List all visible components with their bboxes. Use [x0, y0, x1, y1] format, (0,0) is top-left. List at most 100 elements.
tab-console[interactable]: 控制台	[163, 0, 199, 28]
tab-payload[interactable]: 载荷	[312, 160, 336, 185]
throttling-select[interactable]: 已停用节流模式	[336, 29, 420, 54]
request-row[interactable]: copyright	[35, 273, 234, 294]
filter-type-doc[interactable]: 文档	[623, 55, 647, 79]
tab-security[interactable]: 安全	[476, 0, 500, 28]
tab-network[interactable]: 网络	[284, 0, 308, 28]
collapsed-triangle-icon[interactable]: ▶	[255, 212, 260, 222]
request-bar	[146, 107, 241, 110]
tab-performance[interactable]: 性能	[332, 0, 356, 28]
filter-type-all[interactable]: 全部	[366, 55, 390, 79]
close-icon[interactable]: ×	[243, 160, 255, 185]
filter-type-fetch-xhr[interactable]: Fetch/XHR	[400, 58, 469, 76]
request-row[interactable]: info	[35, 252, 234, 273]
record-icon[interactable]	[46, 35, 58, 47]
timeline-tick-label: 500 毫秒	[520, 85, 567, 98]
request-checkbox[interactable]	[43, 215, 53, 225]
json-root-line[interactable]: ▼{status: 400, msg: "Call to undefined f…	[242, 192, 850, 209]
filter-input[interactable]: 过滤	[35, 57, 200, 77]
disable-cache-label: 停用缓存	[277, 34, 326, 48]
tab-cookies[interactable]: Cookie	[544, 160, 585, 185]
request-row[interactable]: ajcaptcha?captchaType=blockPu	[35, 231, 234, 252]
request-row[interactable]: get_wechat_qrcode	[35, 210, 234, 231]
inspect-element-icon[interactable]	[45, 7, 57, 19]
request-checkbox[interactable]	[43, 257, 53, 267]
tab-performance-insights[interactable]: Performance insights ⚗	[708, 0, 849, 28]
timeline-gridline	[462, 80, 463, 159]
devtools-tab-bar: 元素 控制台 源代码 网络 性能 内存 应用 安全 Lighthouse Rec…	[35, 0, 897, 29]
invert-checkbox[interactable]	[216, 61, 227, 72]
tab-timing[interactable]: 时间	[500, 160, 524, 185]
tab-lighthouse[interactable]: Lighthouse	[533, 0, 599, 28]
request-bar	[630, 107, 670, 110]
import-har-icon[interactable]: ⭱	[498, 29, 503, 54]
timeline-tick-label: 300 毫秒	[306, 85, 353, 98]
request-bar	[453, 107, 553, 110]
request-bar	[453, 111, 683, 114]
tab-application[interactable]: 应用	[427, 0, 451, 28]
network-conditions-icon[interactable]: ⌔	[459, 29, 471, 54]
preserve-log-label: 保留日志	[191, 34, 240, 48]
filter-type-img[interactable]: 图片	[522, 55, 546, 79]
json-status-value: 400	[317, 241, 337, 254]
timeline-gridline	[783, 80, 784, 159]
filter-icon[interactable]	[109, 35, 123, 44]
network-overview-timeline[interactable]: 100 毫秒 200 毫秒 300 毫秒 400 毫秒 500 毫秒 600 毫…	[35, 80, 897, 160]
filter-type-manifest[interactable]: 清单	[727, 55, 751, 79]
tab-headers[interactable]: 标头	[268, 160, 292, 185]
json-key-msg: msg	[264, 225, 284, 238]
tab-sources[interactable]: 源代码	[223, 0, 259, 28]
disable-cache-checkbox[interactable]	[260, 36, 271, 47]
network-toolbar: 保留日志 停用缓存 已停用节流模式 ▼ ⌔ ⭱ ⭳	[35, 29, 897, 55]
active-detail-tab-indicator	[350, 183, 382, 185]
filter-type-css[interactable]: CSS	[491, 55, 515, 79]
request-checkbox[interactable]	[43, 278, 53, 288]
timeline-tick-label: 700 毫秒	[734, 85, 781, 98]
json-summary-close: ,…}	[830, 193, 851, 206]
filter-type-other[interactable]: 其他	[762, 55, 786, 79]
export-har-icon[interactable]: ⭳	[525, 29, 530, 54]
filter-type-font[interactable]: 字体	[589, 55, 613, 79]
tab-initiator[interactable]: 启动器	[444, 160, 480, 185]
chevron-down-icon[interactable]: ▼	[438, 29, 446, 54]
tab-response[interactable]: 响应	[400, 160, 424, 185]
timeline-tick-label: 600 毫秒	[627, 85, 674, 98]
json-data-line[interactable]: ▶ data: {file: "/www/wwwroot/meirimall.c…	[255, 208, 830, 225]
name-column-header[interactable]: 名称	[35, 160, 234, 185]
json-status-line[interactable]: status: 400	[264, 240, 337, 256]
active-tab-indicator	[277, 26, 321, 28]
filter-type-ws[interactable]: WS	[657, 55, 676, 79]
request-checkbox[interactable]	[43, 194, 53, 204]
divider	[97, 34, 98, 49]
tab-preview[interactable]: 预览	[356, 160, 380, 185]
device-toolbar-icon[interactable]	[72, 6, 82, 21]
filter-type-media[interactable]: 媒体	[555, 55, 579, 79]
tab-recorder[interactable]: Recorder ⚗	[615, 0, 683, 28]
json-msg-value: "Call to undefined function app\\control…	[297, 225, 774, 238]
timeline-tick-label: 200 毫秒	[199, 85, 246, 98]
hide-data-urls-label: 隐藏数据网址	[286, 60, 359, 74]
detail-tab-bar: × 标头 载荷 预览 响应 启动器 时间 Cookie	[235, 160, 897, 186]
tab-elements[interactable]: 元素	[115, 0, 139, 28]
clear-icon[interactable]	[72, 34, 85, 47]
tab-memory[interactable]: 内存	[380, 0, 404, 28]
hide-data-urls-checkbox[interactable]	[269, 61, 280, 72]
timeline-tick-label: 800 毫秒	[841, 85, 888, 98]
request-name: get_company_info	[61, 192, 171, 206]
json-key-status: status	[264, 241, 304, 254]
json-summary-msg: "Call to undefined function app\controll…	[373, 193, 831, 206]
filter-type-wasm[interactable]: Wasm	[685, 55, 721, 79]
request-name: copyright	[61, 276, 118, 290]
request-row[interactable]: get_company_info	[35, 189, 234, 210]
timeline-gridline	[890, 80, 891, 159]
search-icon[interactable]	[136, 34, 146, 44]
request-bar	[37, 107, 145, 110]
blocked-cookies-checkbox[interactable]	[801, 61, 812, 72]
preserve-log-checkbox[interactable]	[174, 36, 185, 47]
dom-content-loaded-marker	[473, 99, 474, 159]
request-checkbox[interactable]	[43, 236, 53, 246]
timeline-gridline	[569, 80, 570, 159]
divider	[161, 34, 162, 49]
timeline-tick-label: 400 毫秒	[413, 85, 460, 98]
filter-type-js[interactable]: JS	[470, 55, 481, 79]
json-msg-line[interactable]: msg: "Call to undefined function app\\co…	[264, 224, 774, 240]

......

**Given exercise**
Rewrite all the records above, changing every "request-bar" to "waterfall-bar" and leaving everything else as it is.

**Final result**
List all visible components with their bboxes. Use [x0, y0, x1, y1] format, (0,0) is top-left. List at most 100 elements.
tab-console[interactable]: 控制台	[163, 0, 199, 28]
tab-payload[interactable]: 载荷	[312, 160, 336, 185]
throttling-select[interactable]: 已停用节流模式	[336, 29, 420, 54]
request-row[interactable]: copyright	[35, 273, 234, 294]
filter-type-doc[interactable]: 文档	[623, 55, 647, 79]
tab-security[interactable]: 安全	[476, 0, 500, 28]
tab-network[interactable]: 网络	[284, 0, 308, 28]
collapsed-triangle-icon[interactable]: ▶	[255, 212, 260, 222]
waterfall-bar	[146, 107, 241, 110]
tab-performance[interactable]: 性能	[332, 0, 356, 28]
filter-type-all[interactable]: 全部	[366, 55, 390, 79]
close-icon[interactable]: ×	[243, 160, 255, 185]
filter-type-fetch-xhr[interactable]: Fetch/XHR	[400, 58, 469, 76]
request-row[interactable]: info	[35, 252, 234, 273]
record-icon[interactable]	[46, 35, 58, 47]
timeline-tick-label: 500 毫秒	[520, 85, 567, 98]
request-checkbox[interactable]	[43, 215, 53, 225]
json-root-line[interactable]: ▼{status: 400, msg: "Call to undefined f…	[242, 192, 850, 209]
filter-input[interactable]: 过滤	[35, 57, 200, 77]
disable-cache-label: 停用缓存	[277, 34, 326, 48]
tab-cookies[interactable]: Cookie	[544, 160, 585, 185]
request-row[interactable]: ajcaptcha?captchaType=blockPu	[35, 231, 234, 252]
request-row[interactable]: get_wechat_qrcode	[35, 210, 234, 231]
inspect-element-icon[interactable]	[45, 7, 57, 19]
request-checkbox[interactable]	[43, 257, 53, 267]
tab-performance-insights[interactable]: Performance insights ⚗	[708, 0, 849, 28]
timeline-gridline	[462, 80, 463, 159]
devtools-tab-bar: 元素 控制台 源代码 网络 性能 内存 应用 安全 Lighthouse Rec…	[35, 0, 897, 29]
invert-checkbox[interactable]	[216, 61, 227, 72]
tab-timing[interactable]: 时间	[500, 160, 524, 185]
tab-lighthouse[interactable]: Lighthouse	[533, 0, 599, 28]
waterfall-bar	[630, 107, 670, 110]
import-har-icon[interactable]: ⭱	[498, 29, 503, 54]
timeline-tick-label: 300 毫秒	[306, 85, 353, 98]
waterfall-bar	[453, 107, 553, 110]
waterfall-bar	[453, 111, 683, 114]
tab-application[interactable]: 应用	[427, 0, 451, 28]
network-conditions-icon[interactable]: ⌔	[459, 29, 471, 54]
preserve-log-label: 保留日志	[191, 34, 240, 48]
filter-type-img[interactable]: 图片	[522, 55, 546, 79]
json-status-value: 400	[317, 241, 337, 254]
timeline-gridline	[783, 80, 784, 159]
filter-icon[interactable]	[109, 35, 123, 44]
network-overview-timeline[interactable]: 100 毫秒 200 毫秒 300 毫秒 400 毫秒 500 毫秒 600 毫…	[35, 80, 897, 160]
filter-type-manifest[interactable]: 清单	[727, 55, 751, 79]
tab-headers[interactable]: 标头	[268, 160, 292, 185]
json-key-msg: msg	[264, 225, 284, 238]
tab-sources[interactable]: 源代码	[223, 0, 259, 28]
disable-cache-checkbox[interactable]	[260, 36, 271, 47]
network-toolbar: 保留日志 停用缓存 已停用节流模式 ▼ ⌔ ⭱ ⭳	[35, 29, 897, 55]
active-detail-tab-indicator	[350, 183, 382, 185]
filter-type-css[interactable]: CSS	[491, 55, 515, 79]
request-checkbox[interactable]	[43, 278, 53, 288]
timeline-tick-label: 700 毫秒	[734, 85, 781, 98]
json-summary-close: ,…}	[830, 193, 851, 206]
filter-type-other[interactable]: 其他	[762, 55, 786, 79]
export-har-icon[interactable]: ⭳	[525, 29, 530, 54]
filter-type-font[interactable]: 字体	[589, 55, 613, 79]
tab-initiator[interactable]: 启动器	[444, 160, 480, 185]
chevron-down-icon[interactable]: ▼	[438, 29, 446, 54]
tab-response[interactable]: 响应	[400, 160, 424, 185]
timeline-tick-label: 600 毫秒	[627, 85, 674, 98]
json-data-line[interactable]: ▶ data: {file: "/www/wwwroot/meirimall.c…	[255, 208, 830, 225]
name-column-header[interactable]: 名称	[35, 160, 234, 185]
json-status-line[interactable]: status: 400	[264, 240, 337, 256]
active-tab-indicator	[277, 26, 321, 28]
filter-type-ws[interactable]: WS	[657, 55, 676, 79]
request-checkbox[interactable]	[43, 194, 53, 204]
divider	[97, 34, 98, 49]
tab-preview[interactable]: 预览	[356, 160, 380, 185]
device-toolbar-icon[interactable]	[72, 6, 82, 21]
filter-type-media[interactable]: 媒体	[555, 55, 579, 79]
tab-recorder[interactable]: Recorder ⚗	[615, 0, 683, 28]
json-msg-value: "Call to undefined function app\\control…	[297, 225, 774, 238]
timeline-tick-label: 200 毫秒	[199, 85, 246, 98]
hide-data-urls-label: 隐藏数据网址	[286, 60, 359, 74]
detail-tab-bar: × 标头 载荷 预览 响应 启动器 时间 Cookie	[235, 160, 897, 186]
tab-elements[interactable]: 元素	[115, 0, 139, 28]
clear-icon[interactable]	[72, 34, 85, 47]
tab-memory[interactable]: 内存	[380, 0, 404, 28]
hide-data-urls-checkbox[interactable]	[269, 61, 280, 72]
timeline-tick-label: 800 毫秒	[841, 85, 888, 98]
request-name: get_company_info	[61, 192, 171, 206]
json-key-status: status	[264, 241, 304, 254]
json-summary-msg: "Call to undefined function app\controll…	[373, 193, 831, 206]
filter-type-wasm[interactable]: Wasm	[685, 55, 721, 79]
request-name: copyright	[61, 276, 118, 290]
request-row[interactable]: get_company_info	[35, 189, 234, 210]
timeline-gridline	[890, 80, 891, 159]
search-icon[interactable]	[136, 34, 146, 44]
waterfall-bar	[37, 107, 145, 110]
blocked-cookies-checkbox[interactable]	[801, 61, 812, 72]
preserve-log-checkbox[interactable]	[174, 36, 185, 47]
dom-content-loaded-marker	[473, 99, 474, 159]
request-checkbox[interactable]	[43, 236, 53, 246]
timeline-gridline	[569, 80, 570, 159]
divider	[161, 34, 162, 49]
timeline-tick-label: 400 毫秒	[413, 85, 460, 98]
filter-type-js[interactable]: JS	[470, 55, 481, 79]
json-msg-line[interactable]: msg: "Call to undefined function app\\co…	[264, 224, 774, 240]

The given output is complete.